» CHALLENGE:
Collect all lines from the listing that include the string "Figure".

» DATASET EXCERPTS:
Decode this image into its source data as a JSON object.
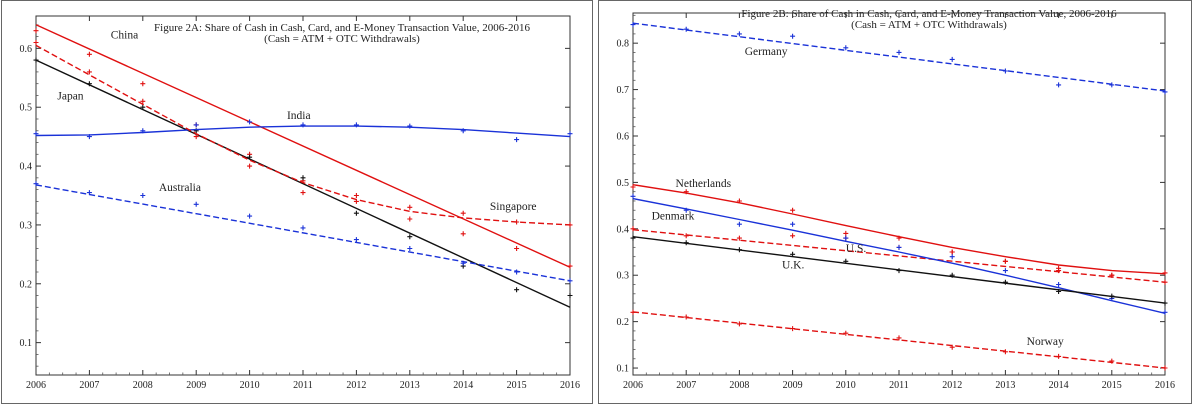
{
  "chart_data": [
    {
      "id": "a",
      "type": "line",
      "title": "Figure 2A: Share of Cash in Cash, Card, and E-Money Transaction Value, 2006-2016",
      "subtitle": "(Cash = ATM + OTC Withdrawals)",
      "xlabel": "",
      "ylabel": "",
      "xlim": [
        2006,
        2016
      ],
      "ylim": [
        0.045,
        0.655
      ],
      "x_ticks": [
        2006,
        2007,
        2008,
        2009,
        2010,
        2011,
        2012,
        2013,
        2014,
        2015,
        2016
      ],
      "y_ticks": [
        0.1,
        0.2,
        0.3,
        0.4,
        0.5,
        0.6
      ],
      "x": [
        2006,
        2007,
        2008,
        2009,
        2010,
        2011,
        2012,
        2013,
        2014,
        2015,
        2016
      ],
      "series": [
        {
          "name": "China",
          "color": "#e01010",
          "dash": false,
          "label_at": [
            2007.4,
            0.617
          ],
          "values": [
            0.63,
            0.59,
            0.54,
            0.47,
            0.42,
            0.375,
            0.34,
            0.31,
            0.285,
            0.26,
            0.23
          ],
          "fit": [
            0.64,
            0.228
          ]
        },
        {
          "name": "Japan",
          "color": "#111111",
          "dash": false,
          "label_at": [
            2006.4,
            0.513
          ],
          "values": [
            0.58,
            0.54,
            0.5,
            0.46,
            0.415,
            0.38,
            0.32,
            0.28,
            0.23,
            0.19,
            0.18
          ],
          "fit": [
            0.58,
            0.16
          ]
        },
        {
          "name": "India",
          "color": "#1a32d8",
          "dash": false,
          "label_at": [
            2010.7,
            0.48
          ],
          "values": [
            0.455,
            0.45,
            0.46,
            0.47,
            0.475,
            0.47,
            0.47,
            0.468,
            0.46,
            0.445,
            0.455
          ],
          "curve": [
            0.452,
            0.453,
            0.457,
            0.462,
            0.466,
            0.468,
            0.468,
            0.466,
            0.462,
            0.456,
            0.45
          ]
        },
        {
          "name": "Australia",
          "color": "#1a32d8",
          "dash": true,
          "label_at": [
            2008.3,
            0.358
          ],
          "values": [
            0.37,
            0.355,
            0.35,
            0.335,
            0.315,
            0.295,
            0.275,
            0.26,
            0.235,
            0.22,
            0.205
          ],
          "fit": [
            0.368,
            0.205
          ]
        },
        {
          "name": "Singapore",
          "color": "#e01010",
          "dash": true,
          "label_at": [
            2014.5,
            0.325
          ],
          "values": [
            0.61,
            0.56,
            0.51,
            0.45,
            0.4,
            0.355,
            0.35,
            0.33,
            0.32,
            0.305,
            0.3
          ],
          "curve": [
            0.605,
            0.555,
            0.505,
            0.455,
            0.41,
            0.372,
            0.343,
            0.323,
            0.312,
            0.305,
            0.3
          ]
        }
      ]
    },
    {
      "id": "b",
      "type": "line",
      "title": "Figure 2B: Share of Cash in Cash, Card, and E-Money Transaction Value, 2006-2016",
      "subtitle": "(Cash = ATM + OTC Withdrawals)",
      "xlabel": "",
      "ylabel": "",
      "xlim": [
        2006,
        2016
      ],
      "ylim": [
        0.085,
        0.865
      ],
      "x_ticks": [
        2006,
        2007,
        2008,
        2009,
        2010,
        2011,
        2012,
        2013,
        2014,
        2015,
        2016
      ],
      "y_ticks": [
        0.1,
        0.2,
        0.3,
        0.4,
        0.5,
        0.6,
        0.7,
        0.8
      ],
      "x": [
        2006,
        2007,
        2008,
        2009,
        2010,
        2011,
        2012,
        2013,
        2014,
        2015,
        2016
      ],
      "series": [
        {
          "name": "Germany",
          "color": "#1a32d8",
          "dash": true,
          "label_at": [
            2008.1,
            0.775
          ],
          "values": [
            0.84,
            0.83,
            0.82,
            0.815,
            0.79,
            0.78,
            0.765,
            0.74,
            0.71,
            0.71,
            0.695
          ],
          "fit": [
            0.843,
            0.697
          ]
        },
        {
          "name": "Netherlands",
          "color": "#e01010",
          "dash": false,
          "label_at": [
            2006.8,
            0.49
          ],
          "values": [
            0.49,
            0.48,
            0.46,
            0.44,
            0.39,
            0.38,
            0.35,
            0.33,
            0.315,
            0.3,
            0.305
          ],
          "curve": [
            0.495,
            0.477,
            0.456,
            0.432,
            0.407,
            0.383,
            0.36,
            0.34,
            0.322,
            0.31,
            0.303
          ]
        },
        {
          "name": "Denmark",
          "color": "#e01010",
          "dash": true,
          "label_at": [
            2006.35,
            0.42
          ],
          "values": [
            0.4,
            0.385,
            0.38,
            0.385,
            0.38,
            0.36,
            0.35,
            0.33,
            0.31,
            0.3,
            0.285
          ],
          "fit": [
            0.398,
            0.285
          ]
        },
        {
          "name": "U.S.",
          "color": "#1a32d8",
          "dash": false,
          "label_at": [
            2010,
            0.35
          ],
          "values": [
            0.47,
            0.44,
            0.41,
            0.41,
            0.38,
            0.36,
            0.34,
            0.31,
            0.28,
            0.25,
            0.22
          ],
          "curve": [
            0.465,
            0.443,
            0.42,
            0.397,
            0.373,
            0.35,
            0.326,
            0.3,
            0.273,
            0.245,
            0.218
          ]
        },
        {
          "name": "U.K.",
          "color": "#111111",
          "dash": false,
          "label_at": [
            2008.8,
            0.315
          ],
          "values": [
            0.38,
            0.37,
            0.355,
            0.345,
            0.33,
            0.31,
            0.3,
            0.285,
            0.265,
            0.255,
            0.24
          ],
          "fit": [
            0.383,
            0.24
          ]
        },
        {
          "name": "Norway",
          "color": "#e01010",
          "dash": true,
          "label_at": [
            2013.4,
            0.15
          ],
          "values": [
            0.22,
            0.21,
            0.195,
            0.185,
            0.175,
            0.165,
            0.145,
            0.135,
            0.125,
            0.115,
            0.1
          ],
          "fit": [
            0.221,
            0.1
          ]
        }
      ]
    }
  ]
}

» ANSWER TO THE PROBLEM:
      "title": "Figure 2A: Share of Cash in Cash, Card, and E-Money Transaction Value, 2006-2016",
      "title": "Figure 2B: Share of Cash in Cash, Card, and E-Money Transaction Value, 2006-2016",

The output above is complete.